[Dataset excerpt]
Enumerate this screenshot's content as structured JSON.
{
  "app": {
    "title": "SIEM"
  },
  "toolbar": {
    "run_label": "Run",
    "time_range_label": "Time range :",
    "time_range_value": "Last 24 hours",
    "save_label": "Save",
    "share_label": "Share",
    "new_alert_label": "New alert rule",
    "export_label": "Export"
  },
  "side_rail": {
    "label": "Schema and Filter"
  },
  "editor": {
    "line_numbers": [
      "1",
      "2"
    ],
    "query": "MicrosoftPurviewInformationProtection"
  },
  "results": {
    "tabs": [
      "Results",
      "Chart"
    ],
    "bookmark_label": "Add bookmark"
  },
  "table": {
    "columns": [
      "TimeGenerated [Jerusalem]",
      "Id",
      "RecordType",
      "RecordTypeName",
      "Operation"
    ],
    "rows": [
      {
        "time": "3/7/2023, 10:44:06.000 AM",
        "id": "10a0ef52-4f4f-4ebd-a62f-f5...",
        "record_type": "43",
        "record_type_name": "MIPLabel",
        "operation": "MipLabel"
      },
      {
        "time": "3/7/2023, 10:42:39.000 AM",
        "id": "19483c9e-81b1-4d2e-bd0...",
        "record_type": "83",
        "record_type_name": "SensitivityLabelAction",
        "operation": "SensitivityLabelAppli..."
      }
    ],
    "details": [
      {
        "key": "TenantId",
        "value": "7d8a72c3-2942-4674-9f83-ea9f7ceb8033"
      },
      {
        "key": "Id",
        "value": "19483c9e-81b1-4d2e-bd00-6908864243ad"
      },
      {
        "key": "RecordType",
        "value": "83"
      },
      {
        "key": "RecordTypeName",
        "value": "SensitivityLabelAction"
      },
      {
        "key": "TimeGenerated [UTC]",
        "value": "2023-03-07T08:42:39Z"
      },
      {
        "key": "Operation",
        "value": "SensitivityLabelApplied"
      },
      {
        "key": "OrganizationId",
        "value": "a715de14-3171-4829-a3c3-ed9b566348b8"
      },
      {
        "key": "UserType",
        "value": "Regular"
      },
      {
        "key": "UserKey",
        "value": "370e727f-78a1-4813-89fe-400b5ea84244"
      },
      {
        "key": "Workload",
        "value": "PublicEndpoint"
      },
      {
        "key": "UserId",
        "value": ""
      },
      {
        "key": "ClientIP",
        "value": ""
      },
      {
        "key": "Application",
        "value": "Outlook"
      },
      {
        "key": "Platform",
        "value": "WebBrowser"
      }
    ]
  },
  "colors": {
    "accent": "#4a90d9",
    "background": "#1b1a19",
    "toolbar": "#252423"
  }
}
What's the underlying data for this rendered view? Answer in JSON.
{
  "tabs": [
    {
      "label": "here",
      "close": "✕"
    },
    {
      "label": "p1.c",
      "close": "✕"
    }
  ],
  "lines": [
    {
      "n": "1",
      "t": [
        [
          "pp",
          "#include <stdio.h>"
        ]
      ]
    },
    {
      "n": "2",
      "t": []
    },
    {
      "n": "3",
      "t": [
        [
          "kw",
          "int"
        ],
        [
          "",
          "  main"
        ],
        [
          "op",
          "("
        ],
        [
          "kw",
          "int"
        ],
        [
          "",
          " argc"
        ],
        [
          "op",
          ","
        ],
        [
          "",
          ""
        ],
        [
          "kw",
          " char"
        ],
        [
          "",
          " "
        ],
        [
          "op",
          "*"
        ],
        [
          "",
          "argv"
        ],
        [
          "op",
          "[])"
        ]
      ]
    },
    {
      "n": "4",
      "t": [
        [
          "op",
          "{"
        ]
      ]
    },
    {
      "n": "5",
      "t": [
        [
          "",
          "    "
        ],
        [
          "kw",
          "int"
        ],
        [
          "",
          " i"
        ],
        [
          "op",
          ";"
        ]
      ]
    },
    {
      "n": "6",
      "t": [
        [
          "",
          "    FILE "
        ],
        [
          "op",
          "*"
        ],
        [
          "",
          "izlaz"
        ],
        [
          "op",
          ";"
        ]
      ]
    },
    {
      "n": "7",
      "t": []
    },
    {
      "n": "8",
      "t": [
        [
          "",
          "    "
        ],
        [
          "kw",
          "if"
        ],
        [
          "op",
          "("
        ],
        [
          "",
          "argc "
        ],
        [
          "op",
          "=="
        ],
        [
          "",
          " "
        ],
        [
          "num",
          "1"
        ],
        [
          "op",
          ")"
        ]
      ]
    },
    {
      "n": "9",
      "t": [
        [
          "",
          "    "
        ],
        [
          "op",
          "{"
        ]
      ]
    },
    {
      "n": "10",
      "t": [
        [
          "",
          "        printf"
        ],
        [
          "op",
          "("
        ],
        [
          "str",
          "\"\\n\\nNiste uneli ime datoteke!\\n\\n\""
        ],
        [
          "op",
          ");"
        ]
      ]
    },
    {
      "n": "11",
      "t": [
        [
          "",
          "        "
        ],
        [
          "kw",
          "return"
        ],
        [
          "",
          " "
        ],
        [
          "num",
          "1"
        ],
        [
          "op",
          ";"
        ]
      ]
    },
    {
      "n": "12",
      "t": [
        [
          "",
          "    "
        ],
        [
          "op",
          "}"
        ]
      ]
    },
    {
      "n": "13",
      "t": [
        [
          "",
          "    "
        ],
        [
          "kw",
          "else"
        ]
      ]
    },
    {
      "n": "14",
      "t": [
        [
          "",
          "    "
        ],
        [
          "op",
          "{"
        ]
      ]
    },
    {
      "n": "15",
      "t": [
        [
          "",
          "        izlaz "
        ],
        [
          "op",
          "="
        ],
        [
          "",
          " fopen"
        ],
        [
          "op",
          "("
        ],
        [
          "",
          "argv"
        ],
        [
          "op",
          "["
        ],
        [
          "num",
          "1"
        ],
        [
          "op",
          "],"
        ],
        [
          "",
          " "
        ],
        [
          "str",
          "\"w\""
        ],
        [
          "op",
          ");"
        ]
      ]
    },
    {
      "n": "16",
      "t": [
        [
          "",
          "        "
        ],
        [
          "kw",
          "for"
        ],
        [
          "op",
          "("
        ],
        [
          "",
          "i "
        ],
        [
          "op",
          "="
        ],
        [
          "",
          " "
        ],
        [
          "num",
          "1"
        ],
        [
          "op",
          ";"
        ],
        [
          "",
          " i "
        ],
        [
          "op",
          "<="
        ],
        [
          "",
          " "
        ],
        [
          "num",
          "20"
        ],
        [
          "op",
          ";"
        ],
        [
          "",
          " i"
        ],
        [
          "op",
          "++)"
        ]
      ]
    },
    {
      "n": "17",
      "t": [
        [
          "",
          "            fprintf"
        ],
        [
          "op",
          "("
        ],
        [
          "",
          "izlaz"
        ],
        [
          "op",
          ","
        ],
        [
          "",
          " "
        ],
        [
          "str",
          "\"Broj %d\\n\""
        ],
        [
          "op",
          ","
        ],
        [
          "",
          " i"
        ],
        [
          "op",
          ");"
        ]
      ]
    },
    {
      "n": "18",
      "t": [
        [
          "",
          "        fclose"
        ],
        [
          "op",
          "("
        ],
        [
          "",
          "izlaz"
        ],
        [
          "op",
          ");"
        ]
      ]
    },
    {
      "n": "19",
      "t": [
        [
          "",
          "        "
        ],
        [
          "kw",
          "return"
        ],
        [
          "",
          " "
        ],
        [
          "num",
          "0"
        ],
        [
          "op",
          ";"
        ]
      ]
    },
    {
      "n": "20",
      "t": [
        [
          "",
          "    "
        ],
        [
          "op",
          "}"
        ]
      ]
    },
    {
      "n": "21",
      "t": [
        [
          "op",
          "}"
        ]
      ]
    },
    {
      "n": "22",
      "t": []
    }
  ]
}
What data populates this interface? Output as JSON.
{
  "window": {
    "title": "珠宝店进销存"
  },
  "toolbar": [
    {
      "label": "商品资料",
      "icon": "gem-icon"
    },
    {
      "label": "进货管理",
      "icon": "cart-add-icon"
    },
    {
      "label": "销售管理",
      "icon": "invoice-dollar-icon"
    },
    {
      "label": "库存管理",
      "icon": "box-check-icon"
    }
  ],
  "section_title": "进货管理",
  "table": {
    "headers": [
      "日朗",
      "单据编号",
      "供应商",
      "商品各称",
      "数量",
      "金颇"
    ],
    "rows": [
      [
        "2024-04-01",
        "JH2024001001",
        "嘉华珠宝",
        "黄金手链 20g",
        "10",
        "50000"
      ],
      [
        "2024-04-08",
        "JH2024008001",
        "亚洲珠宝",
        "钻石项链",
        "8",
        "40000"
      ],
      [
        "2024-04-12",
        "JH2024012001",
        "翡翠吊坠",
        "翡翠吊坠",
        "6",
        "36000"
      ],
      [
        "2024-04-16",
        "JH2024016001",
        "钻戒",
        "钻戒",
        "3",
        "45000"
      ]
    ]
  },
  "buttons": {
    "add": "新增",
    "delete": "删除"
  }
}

Work instructions:
Using the records above, copy every line that has the word "SensitivityLabelAction" in it.

Solution below:
        "record_type_name": "SensitivityLabelAction",
        "value": "SensitivityLabelAction"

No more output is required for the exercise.